_Work to do_: Give the entries back exactly, dropping each image.

* START Material provided *

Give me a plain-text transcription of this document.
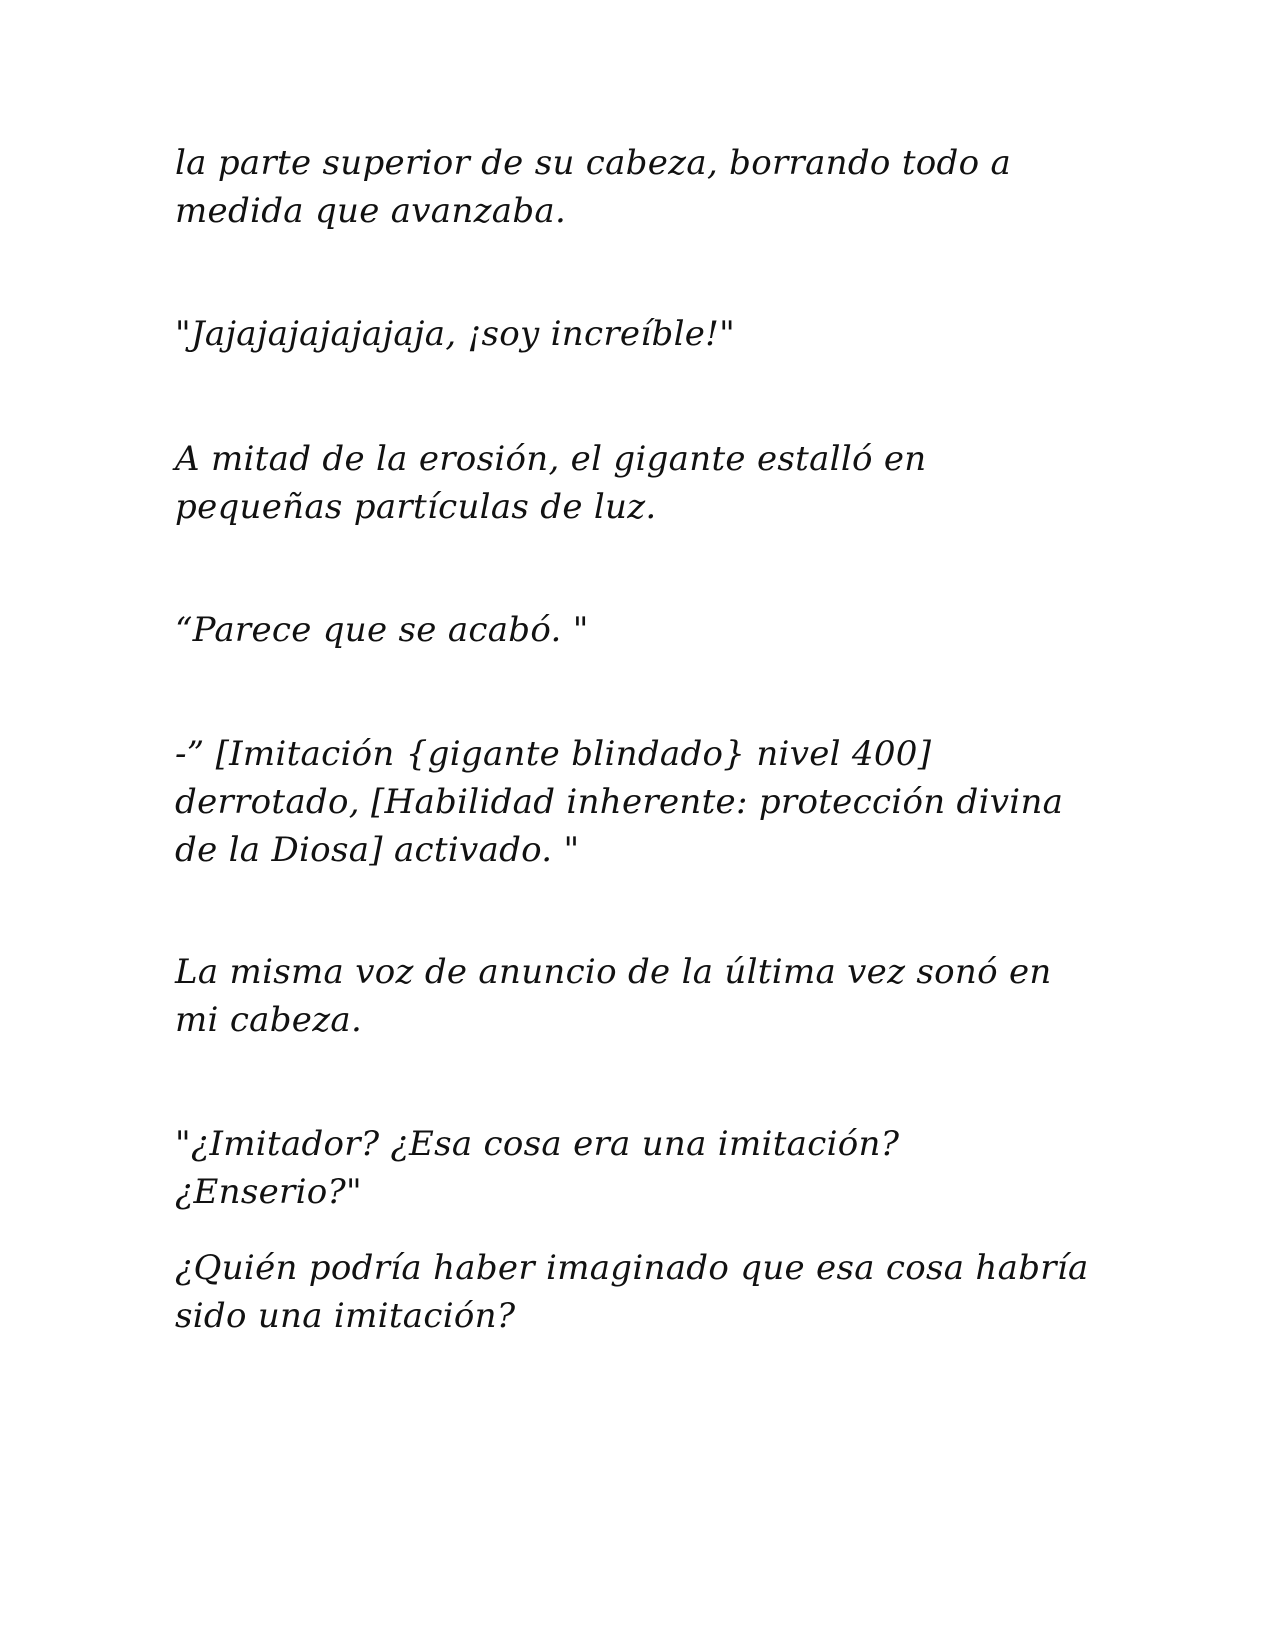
la parte superior de su cabeza, borrando todo a medida que avanzaba.

"Jajajajajajajaja, ¡soy increíble!"

A mitad de la erosión, el gigante estalló en pequeñas partículas de luz.

“Parece que se acabó. "

-” [Imitación {gigante blindado} nivel 400] derrotado, [Habilidad inherente: protección divina de la Diosa] activado. "

La misma voz de anuncio de la última vez sonó en mi cabeza.

"¿Imitador? ¿Esa cosa era una imitación? ¿Enserio?"

¿Quién podría haber imaginado que esa cosa habría sido una imitación?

* END Material provided *

_Task response_:
Give me a plain-text transcription of this document.
la parte superior de su cabeza, borrando todo a medida que avanzaba.

"Jajajajajajajaja, ¡soy increíble!"

A mitad de la erosión, el gigante estalló en pequeñas partículas de luz.

“Parece que se acabó. "

-” [Imitación {gigante blindado} nivel 400] derrotado, [Habilidad inherente: protección divina de la Diosa] activado. "

La misma voz de anuncio de la última vez sonó en mi cabeza.

"¿Imitador? ¿Esa cosa era una imitación? ¿Enserio?"

¿Quién podría haber imaginado que esa cosa habría sido una imitación?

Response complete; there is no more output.